— begin —

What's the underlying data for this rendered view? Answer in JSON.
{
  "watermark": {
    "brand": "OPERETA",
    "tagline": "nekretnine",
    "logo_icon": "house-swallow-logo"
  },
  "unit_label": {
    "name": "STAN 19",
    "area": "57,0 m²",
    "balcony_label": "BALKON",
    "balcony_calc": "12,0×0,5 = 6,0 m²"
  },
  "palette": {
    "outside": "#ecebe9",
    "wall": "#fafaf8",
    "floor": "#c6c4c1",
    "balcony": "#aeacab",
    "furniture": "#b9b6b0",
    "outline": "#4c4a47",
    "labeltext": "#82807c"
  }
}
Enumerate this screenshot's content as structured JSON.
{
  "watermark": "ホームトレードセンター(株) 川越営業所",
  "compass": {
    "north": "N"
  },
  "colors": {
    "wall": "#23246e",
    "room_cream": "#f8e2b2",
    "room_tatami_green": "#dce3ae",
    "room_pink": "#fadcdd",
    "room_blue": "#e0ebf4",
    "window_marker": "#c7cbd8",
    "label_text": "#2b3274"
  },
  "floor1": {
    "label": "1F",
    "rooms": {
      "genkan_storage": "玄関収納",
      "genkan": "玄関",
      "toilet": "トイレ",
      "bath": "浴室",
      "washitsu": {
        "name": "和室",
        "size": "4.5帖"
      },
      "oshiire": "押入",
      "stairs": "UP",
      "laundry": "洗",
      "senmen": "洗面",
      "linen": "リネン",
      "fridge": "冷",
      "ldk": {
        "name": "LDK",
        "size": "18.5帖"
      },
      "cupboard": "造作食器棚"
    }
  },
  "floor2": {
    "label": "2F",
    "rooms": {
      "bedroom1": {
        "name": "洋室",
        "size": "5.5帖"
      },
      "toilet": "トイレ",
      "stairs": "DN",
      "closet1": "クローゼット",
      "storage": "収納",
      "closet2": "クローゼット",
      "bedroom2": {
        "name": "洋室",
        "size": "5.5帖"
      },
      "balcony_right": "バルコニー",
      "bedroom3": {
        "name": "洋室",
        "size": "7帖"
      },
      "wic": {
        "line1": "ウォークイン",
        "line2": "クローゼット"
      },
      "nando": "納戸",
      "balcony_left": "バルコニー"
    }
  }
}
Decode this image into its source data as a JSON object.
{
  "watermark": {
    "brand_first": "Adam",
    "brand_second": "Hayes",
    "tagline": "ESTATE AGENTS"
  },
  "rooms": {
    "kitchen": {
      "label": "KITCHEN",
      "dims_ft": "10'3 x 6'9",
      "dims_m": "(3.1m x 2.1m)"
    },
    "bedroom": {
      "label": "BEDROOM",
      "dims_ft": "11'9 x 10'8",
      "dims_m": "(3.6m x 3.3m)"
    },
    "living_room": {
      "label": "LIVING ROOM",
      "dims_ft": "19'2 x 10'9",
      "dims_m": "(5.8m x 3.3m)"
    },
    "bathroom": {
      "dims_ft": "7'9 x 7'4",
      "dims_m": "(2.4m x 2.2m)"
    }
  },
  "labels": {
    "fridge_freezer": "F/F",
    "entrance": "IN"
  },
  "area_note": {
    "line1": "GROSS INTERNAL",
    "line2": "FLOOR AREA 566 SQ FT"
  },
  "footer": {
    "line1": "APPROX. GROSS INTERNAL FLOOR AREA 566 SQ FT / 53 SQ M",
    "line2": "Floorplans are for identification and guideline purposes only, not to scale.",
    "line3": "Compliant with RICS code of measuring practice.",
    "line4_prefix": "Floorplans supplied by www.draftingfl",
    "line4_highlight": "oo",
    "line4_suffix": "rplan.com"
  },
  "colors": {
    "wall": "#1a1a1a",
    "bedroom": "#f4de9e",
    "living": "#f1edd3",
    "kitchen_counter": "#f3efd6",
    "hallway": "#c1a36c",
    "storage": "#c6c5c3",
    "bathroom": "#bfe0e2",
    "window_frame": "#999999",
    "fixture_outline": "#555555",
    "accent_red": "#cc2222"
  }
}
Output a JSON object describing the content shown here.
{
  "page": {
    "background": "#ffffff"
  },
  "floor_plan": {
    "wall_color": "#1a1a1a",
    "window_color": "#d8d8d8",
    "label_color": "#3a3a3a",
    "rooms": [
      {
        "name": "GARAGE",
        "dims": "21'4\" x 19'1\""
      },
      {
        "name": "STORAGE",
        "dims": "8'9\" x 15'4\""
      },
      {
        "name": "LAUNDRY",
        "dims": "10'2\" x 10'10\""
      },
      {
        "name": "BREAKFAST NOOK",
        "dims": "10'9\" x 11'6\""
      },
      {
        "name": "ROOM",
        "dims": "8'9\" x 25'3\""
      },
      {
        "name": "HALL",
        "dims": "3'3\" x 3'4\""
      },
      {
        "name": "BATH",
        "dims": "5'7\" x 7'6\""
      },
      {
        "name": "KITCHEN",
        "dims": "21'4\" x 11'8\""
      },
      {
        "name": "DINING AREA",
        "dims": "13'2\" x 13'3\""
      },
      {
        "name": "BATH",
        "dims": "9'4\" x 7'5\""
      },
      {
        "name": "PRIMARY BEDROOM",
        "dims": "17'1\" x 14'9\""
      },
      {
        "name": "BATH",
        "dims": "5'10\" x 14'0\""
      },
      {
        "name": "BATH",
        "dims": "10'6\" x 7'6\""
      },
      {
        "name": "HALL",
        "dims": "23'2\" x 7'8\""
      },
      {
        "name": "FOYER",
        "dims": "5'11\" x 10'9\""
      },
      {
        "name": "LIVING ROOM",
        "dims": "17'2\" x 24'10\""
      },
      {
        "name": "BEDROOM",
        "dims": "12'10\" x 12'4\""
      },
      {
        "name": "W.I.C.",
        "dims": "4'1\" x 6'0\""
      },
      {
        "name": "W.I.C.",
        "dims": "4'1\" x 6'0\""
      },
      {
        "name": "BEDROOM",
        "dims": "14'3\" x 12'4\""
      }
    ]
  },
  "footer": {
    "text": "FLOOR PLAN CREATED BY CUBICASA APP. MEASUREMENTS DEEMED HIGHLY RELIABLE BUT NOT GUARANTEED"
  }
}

— end —

Gather every line from the listing above in which "GROSS" appears, and copy those lines.

» The result
    "line1": "GROSS INTERNAL",
    "line1": "APPROX. GROSS INTERNAL FLOOR AREA 566 SQ FT / 53 SQ M",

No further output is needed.